* start *

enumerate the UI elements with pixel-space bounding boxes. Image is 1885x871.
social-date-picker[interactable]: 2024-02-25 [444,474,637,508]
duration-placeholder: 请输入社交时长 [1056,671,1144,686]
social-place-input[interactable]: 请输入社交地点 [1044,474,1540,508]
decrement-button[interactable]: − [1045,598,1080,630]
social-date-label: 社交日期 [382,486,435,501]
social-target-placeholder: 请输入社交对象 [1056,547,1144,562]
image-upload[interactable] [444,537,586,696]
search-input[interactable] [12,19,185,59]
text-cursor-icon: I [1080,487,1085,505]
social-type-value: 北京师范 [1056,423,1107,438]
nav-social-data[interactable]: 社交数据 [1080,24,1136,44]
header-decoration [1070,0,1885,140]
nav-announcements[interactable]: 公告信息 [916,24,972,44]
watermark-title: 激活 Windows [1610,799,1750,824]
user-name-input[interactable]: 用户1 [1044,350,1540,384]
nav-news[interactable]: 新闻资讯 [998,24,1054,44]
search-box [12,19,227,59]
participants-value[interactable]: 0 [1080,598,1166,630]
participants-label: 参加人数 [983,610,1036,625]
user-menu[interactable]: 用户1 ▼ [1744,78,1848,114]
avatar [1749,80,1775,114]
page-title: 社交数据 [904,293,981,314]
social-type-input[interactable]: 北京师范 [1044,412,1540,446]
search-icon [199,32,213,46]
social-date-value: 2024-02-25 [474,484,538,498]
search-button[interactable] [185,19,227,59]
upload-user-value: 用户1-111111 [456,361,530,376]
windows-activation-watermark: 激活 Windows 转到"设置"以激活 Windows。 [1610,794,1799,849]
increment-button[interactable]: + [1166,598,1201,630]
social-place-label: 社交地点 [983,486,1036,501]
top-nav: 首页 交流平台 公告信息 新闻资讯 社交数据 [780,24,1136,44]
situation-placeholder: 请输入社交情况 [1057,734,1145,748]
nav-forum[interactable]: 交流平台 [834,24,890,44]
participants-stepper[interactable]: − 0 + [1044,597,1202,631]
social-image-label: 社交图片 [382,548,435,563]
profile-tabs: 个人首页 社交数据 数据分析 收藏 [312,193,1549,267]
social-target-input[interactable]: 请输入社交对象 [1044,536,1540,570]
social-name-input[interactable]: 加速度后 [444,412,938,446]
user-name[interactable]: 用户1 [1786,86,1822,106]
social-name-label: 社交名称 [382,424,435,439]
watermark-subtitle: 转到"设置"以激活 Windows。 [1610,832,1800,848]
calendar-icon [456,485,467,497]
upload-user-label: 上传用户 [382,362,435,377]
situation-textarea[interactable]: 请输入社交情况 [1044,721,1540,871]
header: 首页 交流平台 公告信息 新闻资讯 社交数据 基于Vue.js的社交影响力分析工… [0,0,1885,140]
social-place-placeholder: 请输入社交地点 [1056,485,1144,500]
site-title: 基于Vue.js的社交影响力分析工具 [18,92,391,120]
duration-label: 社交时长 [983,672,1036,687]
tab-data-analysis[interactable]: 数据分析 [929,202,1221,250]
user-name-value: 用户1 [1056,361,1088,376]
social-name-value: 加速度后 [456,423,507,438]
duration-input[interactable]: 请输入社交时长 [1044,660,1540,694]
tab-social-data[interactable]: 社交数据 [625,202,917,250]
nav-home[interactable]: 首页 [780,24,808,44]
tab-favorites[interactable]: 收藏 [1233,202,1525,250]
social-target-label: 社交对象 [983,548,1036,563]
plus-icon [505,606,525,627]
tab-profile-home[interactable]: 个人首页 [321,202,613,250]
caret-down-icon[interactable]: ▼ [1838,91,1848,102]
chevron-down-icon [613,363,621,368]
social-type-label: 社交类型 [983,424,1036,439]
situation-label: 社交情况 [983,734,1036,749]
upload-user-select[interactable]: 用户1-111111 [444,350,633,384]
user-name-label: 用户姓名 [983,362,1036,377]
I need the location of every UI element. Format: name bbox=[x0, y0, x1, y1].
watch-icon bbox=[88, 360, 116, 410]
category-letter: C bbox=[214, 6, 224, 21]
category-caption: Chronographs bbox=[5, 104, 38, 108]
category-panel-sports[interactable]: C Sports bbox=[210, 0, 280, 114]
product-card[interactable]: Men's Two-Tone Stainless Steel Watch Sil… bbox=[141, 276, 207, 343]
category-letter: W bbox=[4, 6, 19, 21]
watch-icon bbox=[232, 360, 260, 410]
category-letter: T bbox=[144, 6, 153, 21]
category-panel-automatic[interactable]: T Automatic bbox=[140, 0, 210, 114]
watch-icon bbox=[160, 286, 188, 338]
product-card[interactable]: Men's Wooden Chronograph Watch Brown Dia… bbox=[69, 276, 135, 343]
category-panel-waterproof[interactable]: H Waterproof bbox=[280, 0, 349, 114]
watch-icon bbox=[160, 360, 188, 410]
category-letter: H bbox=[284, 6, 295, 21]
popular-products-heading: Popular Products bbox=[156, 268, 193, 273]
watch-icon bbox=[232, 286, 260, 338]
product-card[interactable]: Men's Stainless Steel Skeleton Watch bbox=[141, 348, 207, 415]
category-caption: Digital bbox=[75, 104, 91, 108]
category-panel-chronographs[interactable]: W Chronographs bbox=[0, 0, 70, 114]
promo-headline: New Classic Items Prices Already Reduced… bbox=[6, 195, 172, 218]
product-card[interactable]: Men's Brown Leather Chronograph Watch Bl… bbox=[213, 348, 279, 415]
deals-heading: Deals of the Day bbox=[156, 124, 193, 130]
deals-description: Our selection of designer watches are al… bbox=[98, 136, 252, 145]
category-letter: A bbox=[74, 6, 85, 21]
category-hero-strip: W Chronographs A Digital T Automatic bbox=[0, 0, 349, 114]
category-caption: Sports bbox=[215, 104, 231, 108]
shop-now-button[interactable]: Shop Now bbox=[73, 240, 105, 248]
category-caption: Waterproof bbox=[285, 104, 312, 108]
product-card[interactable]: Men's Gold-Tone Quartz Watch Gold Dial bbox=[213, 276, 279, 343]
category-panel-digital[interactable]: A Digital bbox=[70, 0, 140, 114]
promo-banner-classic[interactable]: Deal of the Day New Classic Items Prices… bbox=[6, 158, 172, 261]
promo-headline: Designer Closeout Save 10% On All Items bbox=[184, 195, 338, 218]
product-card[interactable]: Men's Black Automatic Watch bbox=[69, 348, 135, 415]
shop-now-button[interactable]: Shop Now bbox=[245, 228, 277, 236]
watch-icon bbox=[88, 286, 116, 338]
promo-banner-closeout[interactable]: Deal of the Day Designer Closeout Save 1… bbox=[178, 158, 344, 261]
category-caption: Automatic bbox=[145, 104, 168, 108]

* end *

[Challenge]
Rewrite all of the rows above with every instance of "Shop Now" replaced by "Buy Now" and nothing else changed.

[Task answer]
enumerate the UI elements with pixel-space bounding boxes. Image is 1885x871.
social-date-picker[interactable]: 2024-02-25 [444,474,637,508]
duration-placeholder: 请输入社交时长 [1056,671,1144,686]
social-place-input[interactable]: 请输入社交地点 [1044,474,1540,508]
decrement-button[interactable]: − [1045,598,1080,630]
social-date-label: 社交日期 [382,486,435,501]
social-target-placeholder: 请输入社交对象 [1056,547,1144,562]
image-upload[interactable] [444,537,586,696]
search-input[interactable] [12,19,185,59]
text-cursor-icon: I [1080,487,1085,505]
social-type-value: 北京师范 [1056,423,1107,438]
nav-social-data[interactable]: 社交数据 [1080,24,1136,44]
header-decoration [1070,0,1885,140]
nav-announcements[interactable]: 公告信息 [916,24,972,44]
watermark-title: 激活 Windows [1610,799,1750,824]
user-name-input[interactable]: 用户1 [1044,350,1540,384]
nav-news[interactable]: 新闻资讯 [998,24,1054,44]
search-box [12,19,227,59]
participants-value[interactable]: 0 [1080,598,1166,630]
participants-label: 参加人数 [983,610,1036,625]
user-menu[interactable]: 用户1 ▼ [1744,78,1848,114]
avatar [1749,80,1775,114]
page-title: 社交数据 [904,293,981,314]
social-type-input[interactable]: 北京师范 [1044,412,1540,446]
search-icon [199,32,213,46]
social-date-value: 2024-02-25 [474,484,538,498]
search-button[interactable] [185,19,227,59]
upload-user-value: 用户1-111111 [456,361,530,376]
windows-activation-watermark: 激活 Windows 转到"设置"以激活 Windows。 [1610,794,1799,849]
increment-button[interactable]: + [1166,598,1201,630]
social-place-label: 社交地点 [983,486,1036,501]
top-nav: 首页 交流平台 公告信息 新闻资讯 社交数据 [780,24,1136,44]
situation-placeholder: 请输入社交情况 [1057,734,1145,748]
nav-forum[interactable]: 交流平台 [834,24,890,44]
participants-stepper[interactable]: − 0 + [1044,597,1202,631]
social-image-label: 社交图片 [382,548,435,563]
profile-tabs: 个人首页 社交数据 数据分析 收藏 [312,193,1549,267]
social-target-input[interactable]: 请输入社交对象 [1044,536,1540,570]
social-name-input[interactable]: 加速度后 [444,412,938,446]
user-name[interactable]: 用户1 [1786,86,1822,106]
social-name-label: 社交名称 [382,424,435,439]
watermark-subtitle: 转到"设置"以激活 Windows。 [1610,832,1800,848]
calendar-icon [456,485,467,497]
upload-user-label: 上传用户 [382,362,435,377]
situation-textarea[interactable]: 请输入社交情况 [1044,721,1540,871]
header: 首页 交流平台 公告信息 新闻资讯 社交数据 基于Vue.js的社交影响力分析工… [0,0,1885,140]
social-place-placeholder: 请输入社交地点 [1056,485,1144,500]
site-title: 基于Vue.js的社交影响力分析工具 [18,92,391,120]
duration-label: 社交时长 [983,672,1036,687]
tab-data-analysis[interactable]: 数据分析 [929,202,1221,250]
user-name-value: 用户1 [1056,361,1088,376]
social-name-value: 加速度后 [456,423,507,438]
duration-input[interactable]: 请输入社交时长 [1044,660,1540,694]
tab-social-data[interactable]: 社交数据 [625,202,917,250]
nav-home[interactable]: 首页 [780,24,808,44]
tab-favorites[interactable]: 收藏 [1233,202,1525,250]
social-target-label: 社交对象 [983,548,1036,563]
plus-icon [505,606,525,627]
tab-profile-home[interactable]: 个人首页 [321,202,613,250]
caret-down-icon[interactable]: ▼ [1838,91,1848,102]
chevron-down-icon [613,363,621,368]
social-type-label: 社交类型 [983,424,1036,439]
situation-label: 社交情况 [983,734,1036,749]
upload-user-select[interactable]: 用户1-111111 [444,350,633,384]
user-name-label: 用户姓名 [983,362,1036,377]
I need the location of every UI element. Format: name bbox=[x0, y0, x1, y1].
watch-icon bbox=[88, 360, 116, 410]
category-letter: C bbox=[214, 6, 224, 21]
category-caption: Chronographs bbox=[5, 104, 38, 108]
category-panel-sports[interactable]: C Sports bbox=[210, 0, 280, 114]
product-card[interactable]: Men's Two-Tone Stainless Steel Watch Sil… bbox=[141, 276, 207, 343]
category-letter: W bbox=[4, 6, 19, 21]
watch-icon bbox=[232, 360, 260, 410]
category-letter: T bbox=[144, 6, 153, 21]
category-panel-automatic[interactable]: T Automatic bbox=[140, 0, 210, 114]
watch-icon bbox=[160, 286, 188, 338]
product-card[interactable]: Men's Wooden Chronograph Watch Brown Dia… bbox=[69, 276, 135, 343]
category-panel-waterproof[interactable]: H Waterproof bbox=[280, 0, 349, 114]
watch-icon bbox=[160, 360, 188, 410]
category-letter: H bbox=[284, 6, 295, 21]
popular-products-heading: Popular Products bbox=[156, 268, 193, 273]
watch-icon bbox=[232, 286, 260, 338]
product-card[interactable]: Men's Stainless Steel Skeleton Watch bbox=[141, 348, 207, 415]
category-caption: Digital bbox=[75, 104, 91, 108]
category-panel-chronographs[interactable]: W Chronographs bbox=[0, 0, 70, 114]
promo-headline: New Classic Items Prices Already Reduced… bbox=[6, 195, 172, 218]
product-card[interactable]: Men's Brown Leather Chronograph Watch Bl… bbox=[213, 348, 279, 415]
deals-heading: Deals of the Day bbox=[156, 124, 193, 130]
deals-description: Our selection of designer watches are al… bbox=[98, 136, 252, 145]
category-letter: A bbox=[74, 6, 85, 21]
category-hero-strip: W Chronographs A Digital T Automatic bbox=[0, 0, 349, 114]
category-caption: Sports bbox=[215, 104, 231, 108]
shop-now-button[interactable]: Buy Now bbox=[73, 240, 105, 248]
category-caption: Waterproof bbox=[285, 104, 312, 108]
product-card[interactable]: Men's Gold-Tone Quartz Watch Gold Dial bbox=[213, 276, 279, 343]
category-panel-digital[interactable]: A Digital bbox=[70, 0, 140, 114]
promo-banner-classic[interactable]: Deal of the Day New Classic Items Prices… bbox=[6, 158, 172, 261]
promo-headline: Designer Closeout Save 10% On All Items bbox=[184, 195, 338, 218]
product-card[interactable]: Men's Black Automatic Watch bbox=[69, 348, 135, 415]
shop-now-button[interactable]: Buy Now bbox=[245, 228, 277, 236]
watch-icon bbox=[88, 286, 116, 338]
promo-banner-closeout[interactable]: Deal of the Day Designer Closeout Save 1… bbox=[178, 158, 344, 261]
category-caption: Automatic bbox=[145, 104, 168, 108]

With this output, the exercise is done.